[Dataset entries]
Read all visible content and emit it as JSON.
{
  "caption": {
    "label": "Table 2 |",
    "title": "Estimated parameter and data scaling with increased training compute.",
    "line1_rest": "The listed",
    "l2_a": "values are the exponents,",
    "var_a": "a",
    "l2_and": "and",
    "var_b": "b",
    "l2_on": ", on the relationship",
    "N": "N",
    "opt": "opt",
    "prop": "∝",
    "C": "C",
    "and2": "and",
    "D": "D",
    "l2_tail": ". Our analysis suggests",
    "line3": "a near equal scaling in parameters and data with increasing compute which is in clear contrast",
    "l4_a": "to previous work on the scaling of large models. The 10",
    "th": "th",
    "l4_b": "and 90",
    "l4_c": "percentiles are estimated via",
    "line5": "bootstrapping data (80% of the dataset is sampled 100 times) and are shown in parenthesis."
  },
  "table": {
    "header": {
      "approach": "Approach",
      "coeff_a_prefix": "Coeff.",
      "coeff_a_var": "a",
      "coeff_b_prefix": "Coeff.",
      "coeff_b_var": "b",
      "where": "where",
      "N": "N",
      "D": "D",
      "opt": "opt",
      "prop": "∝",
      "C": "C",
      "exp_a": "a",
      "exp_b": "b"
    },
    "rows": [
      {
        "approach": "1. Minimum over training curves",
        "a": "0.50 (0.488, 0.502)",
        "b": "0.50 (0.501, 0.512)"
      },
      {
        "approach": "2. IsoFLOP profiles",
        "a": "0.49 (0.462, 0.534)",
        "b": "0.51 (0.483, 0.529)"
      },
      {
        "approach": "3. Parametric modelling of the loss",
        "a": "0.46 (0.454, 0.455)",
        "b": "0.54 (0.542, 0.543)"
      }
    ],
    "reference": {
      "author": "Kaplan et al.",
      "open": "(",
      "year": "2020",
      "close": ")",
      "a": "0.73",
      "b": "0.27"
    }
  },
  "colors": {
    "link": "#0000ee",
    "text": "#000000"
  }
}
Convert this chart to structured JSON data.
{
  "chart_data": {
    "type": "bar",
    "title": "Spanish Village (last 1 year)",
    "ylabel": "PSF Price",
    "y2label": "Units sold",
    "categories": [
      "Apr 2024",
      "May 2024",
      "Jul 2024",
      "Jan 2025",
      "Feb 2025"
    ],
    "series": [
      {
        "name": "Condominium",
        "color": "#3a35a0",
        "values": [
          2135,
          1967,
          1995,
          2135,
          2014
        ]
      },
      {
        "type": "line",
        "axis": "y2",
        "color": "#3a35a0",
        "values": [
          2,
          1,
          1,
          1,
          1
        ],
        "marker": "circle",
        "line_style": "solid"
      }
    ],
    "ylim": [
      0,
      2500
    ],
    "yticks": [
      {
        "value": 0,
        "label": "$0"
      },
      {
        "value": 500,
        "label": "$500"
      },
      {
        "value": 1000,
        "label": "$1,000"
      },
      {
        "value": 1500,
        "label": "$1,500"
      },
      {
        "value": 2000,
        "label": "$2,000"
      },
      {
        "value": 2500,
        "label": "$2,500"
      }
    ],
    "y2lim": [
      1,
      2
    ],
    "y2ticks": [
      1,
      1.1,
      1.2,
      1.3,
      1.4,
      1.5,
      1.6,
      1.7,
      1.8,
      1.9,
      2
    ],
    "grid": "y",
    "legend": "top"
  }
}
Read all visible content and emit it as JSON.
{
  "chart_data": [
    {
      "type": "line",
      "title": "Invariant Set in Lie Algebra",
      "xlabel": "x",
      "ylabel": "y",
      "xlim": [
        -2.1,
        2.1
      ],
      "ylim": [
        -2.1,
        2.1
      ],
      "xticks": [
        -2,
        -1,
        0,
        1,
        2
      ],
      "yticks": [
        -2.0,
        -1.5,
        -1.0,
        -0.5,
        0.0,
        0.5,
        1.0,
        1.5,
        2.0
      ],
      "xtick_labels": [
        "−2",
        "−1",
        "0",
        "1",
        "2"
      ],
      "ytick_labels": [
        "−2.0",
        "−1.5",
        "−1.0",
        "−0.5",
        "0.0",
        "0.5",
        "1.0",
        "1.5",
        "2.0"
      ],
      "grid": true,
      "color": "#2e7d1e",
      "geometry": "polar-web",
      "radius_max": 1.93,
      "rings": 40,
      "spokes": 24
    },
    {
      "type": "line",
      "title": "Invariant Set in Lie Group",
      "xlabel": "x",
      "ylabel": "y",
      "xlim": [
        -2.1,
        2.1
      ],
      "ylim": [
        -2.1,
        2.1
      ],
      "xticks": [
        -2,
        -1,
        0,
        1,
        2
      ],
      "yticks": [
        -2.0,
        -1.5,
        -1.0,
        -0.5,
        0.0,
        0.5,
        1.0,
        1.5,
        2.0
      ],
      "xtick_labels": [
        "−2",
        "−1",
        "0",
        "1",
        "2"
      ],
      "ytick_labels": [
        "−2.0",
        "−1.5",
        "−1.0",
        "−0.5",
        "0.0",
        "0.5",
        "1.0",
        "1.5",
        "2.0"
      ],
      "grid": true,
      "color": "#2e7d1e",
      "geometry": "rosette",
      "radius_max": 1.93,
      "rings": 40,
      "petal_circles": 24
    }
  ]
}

Task goal =
Scan the material line by line and report each one that contains "compute".

Response to the exercise =
    "title": "Estimated parameter and data scaling with increased training compute.",
    "line3": "a near equal scaling in parameters and data with increasing compute which is in clear contrast",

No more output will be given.